• [WHAT TO PRODUCE] In the data below, locate each line with the word "Saint" and list it.

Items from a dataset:
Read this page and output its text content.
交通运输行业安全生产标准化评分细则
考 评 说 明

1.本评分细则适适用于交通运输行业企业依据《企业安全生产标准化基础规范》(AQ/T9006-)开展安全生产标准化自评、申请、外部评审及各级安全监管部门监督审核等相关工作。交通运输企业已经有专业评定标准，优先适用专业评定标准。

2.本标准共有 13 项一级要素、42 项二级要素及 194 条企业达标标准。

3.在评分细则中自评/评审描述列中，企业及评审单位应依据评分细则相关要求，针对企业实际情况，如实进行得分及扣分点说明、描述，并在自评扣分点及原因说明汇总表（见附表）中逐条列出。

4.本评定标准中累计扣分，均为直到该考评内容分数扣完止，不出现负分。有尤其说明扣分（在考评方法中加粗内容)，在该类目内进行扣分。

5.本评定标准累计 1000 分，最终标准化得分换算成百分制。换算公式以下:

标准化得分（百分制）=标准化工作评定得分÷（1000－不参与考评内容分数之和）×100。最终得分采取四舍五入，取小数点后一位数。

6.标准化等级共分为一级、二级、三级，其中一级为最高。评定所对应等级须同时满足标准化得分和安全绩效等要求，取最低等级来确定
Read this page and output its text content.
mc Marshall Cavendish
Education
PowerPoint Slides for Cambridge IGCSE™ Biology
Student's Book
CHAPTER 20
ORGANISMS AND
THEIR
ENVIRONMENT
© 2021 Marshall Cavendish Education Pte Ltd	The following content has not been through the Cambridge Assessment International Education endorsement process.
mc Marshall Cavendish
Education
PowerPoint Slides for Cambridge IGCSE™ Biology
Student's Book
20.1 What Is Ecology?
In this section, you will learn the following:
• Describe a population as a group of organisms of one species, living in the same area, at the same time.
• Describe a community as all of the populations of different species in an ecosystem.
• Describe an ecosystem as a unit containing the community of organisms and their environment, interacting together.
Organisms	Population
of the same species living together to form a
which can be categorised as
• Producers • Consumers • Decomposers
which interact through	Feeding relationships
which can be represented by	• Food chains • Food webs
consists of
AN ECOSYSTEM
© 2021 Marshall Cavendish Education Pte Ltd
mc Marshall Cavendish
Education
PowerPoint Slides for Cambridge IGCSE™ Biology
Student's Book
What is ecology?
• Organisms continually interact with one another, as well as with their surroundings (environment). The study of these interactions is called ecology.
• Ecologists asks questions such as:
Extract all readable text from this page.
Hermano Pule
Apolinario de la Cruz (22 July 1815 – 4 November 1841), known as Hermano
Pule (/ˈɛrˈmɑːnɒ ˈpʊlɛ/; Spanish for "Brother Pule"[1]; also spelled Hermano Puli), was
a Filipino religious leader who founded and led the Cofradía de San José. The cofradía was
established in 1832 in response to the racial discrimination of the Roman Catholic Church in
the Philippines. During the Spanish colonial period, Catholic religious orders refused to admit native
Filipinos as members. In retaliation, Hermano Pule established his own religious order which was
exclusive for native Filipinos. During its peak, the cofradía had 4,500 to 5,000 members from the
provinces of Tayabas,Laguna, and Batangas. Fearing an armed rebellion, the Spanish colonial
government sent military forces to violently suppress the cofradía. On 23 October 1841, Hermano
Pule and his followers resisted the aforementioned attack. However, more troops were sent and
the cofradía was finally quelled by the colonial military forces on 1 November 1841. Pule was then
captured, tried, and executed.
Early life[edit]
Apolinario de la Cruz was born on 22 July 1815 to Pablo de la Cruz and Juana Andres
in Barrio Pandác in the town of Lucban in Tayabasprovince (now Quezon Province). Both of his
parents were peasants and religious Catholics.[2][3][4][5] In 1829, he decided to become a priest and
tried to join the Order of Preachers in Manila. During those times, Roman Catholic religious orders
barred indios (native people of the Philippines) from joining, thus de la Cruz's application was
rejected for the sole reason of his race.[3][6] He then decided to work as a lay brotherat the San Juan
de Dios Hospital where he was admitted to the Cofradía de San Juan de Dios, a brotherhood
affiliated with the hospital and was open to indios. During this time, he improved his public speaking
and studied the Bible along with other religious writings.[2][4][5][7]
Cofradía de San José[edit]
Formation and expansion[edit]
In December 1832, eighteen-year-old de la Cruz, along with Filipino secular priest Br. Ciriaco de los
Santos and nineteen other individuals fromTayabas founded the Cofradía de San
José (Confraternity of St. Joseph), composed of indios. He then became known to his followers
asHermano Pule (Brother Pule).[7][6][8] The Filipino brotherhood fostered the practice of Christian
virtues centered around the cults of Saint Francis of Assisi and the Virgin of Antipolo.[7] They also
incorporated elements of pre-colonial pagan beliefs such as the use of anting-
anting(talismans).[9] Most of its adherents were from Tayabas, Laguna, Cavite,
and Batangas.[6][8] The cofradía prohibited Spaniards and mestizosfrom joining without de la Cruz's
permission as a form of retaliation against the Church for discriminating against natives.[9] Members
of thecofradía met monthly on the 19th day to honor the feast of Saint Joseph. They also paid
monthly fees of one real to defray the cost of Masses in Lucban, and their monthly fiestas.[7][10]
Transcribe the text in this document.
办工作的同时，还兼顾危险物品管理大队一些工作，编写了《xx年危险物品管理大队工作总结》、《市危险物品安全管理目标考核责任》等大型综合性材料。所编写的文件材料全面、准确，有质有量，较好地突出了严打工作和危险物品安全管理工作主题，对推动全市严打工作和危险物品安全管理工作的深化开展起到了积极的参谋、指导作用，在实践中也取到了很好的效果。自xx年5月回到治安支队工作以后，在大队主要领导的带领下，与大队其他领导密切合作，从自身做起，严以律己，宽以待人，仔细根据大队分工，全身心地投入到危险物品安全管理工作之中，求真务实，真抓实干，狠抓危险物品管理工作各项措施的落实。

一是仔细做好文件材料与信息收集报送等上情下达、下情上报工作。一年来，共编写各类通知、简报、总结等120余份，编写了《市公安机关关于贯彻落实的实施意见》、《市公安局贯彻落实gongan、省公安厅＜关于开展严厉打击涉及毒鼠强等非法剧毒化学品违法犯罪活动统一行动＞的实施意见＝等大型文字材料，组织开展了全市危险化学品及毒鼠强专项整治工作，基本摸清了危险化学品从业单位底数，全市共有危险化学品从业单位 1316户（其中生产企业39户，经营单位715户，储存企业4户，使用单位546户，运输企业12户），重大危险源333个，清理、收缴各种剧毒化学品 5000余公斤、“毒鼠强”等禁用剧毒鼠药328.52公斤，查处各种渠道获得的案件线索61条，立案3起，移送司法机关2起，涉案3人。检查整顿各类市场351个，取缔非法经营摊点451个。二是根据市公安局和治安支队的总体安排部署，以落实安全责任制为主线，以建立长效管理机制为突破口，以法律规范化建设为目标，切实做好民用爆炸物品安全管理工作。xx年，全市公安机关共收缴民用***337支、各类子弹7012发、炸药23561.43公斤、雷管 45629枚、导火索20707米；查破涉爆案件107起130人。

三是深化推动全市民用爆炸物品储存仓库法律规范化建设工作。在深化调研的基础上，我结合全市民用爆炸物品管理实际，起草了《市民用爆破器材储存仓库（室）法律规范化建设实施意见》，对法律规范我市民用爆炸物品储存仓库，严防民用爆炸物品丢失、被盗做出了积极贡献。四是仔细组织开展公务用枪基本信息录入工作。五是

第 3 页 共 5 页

• [TASK RESPONSE]
virtues centered around the cults of Saint Francis of Assisi and the Virgin of Antipolo.[7] They also
of thecofradía met monthly on the 19th day to honor the feast of Saint Joseph. They also paid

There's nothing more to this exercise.